── DATASET EXTRACT ──
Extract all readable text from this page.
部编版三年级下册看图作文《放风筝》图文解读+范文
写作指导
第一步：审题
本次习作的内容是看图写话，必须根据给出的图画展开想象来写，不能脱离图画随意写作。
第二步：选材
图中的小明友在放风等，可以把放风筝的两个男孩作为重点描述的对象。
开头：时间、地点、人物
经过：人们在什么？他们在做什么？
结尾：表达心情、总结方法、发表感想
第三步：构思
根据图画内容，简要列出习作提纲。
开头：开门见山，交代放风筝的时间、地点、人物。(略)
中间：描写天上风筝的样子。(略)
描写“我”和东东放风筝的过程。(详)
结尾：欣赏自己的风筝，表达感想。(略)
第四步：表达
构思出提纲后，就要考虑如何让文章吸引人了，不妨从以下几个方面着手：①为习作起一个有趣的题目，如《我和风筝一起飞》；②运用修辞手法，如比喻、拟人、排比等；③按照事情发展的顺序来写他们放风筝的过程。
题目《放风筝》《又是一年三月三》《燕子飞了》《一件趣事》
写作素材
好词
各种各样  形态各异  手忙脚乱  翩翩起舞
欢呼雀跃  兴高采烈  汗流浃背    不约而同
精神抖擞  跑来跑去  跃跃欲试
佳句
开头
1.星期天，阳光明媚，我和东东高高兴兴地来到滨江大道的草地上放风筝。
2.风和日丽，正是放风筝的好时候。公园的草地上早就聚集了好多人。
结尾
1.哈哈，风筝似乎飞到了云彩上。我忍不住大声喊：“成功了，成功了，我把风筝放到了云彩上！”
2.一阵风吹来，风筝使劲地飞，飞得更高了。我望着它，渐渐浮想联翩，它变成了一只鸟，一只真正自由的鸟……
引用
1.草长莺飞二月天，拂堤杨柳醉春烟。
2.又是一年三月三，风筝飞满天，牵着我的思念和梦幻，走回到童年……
───
AIM =>
Reproduce every line of the material above exactly.

THE COMPLETED TASK =>
Extract all readable text from this page.
部编版三年级下册看图作文《放风筝》图文解读+范文
写作指导
第一步：审题
本次习作的内容是看图写话，必须根据给出的图画展开想象来写，不能脱离图画随意写作。
第二步：选材
图中的小明友在放风等，可以把放风筝的两个男孩作为重点描述的对象。
开头：时间、地点、人物
经过：人们在什么？他们在做什么？
结尾：表达心情、总结方法、发表感想
第三步：构思
根据图画内容，简要列出习作提纲。
开头：开门见山，交代放风筝的时间、地点、人物。(略)
中间：描写天上风筝的样子。(略)
描写“我”和东东放风筝的过程。(详)
结尾：欣赏自己的风筝，表达感想。(略)
第四步：表达
构思出提纲后，就要考虑如何让文章吸引人了，不妨从以下几个方面着手：①为习作起一个有趣的题目，如《我和风筝一起飞》；②运用修辞手法，如比喻、拟人、排比等；③按照事情发展的顺序来写他们放风筝的过程。
题目《放风筝》《又是一年三月三》《燕子飞了》《一件趣事》
写作素材
好词
各种各样  形态各异  手忙脚乱  翩翩起舞
欢呼雀跃  兴高采烈  汗流浃背    不约而同
精神抖擞  跑来跑去  跃跃欲试
佳句
开头
1.星期天，阳光明媚，我和东东高高兴兴地来到滨江大道的草地上放风筝。
2.风和日丽，正是放风筝的好时候。公园的草地上早就聚集了好多人。
结尾
1.哈哈，风筝似乎飞到了云彩上。我忍不住大声喊：“成功了，成功了，我把风筝放到了云彩上！”
2.一阵风吹来，风筝使劲地飞，飞得更高了。我望着它，渐渐浮想联翩，它变成了一只鸟，一只真正自由的鸟……
引用
1.草长莺飞二月天，拂堤杨柳醉春烟。
2.又是一年三月三，风筝飞满天，牵着我的思念和梦幻，走回到童年……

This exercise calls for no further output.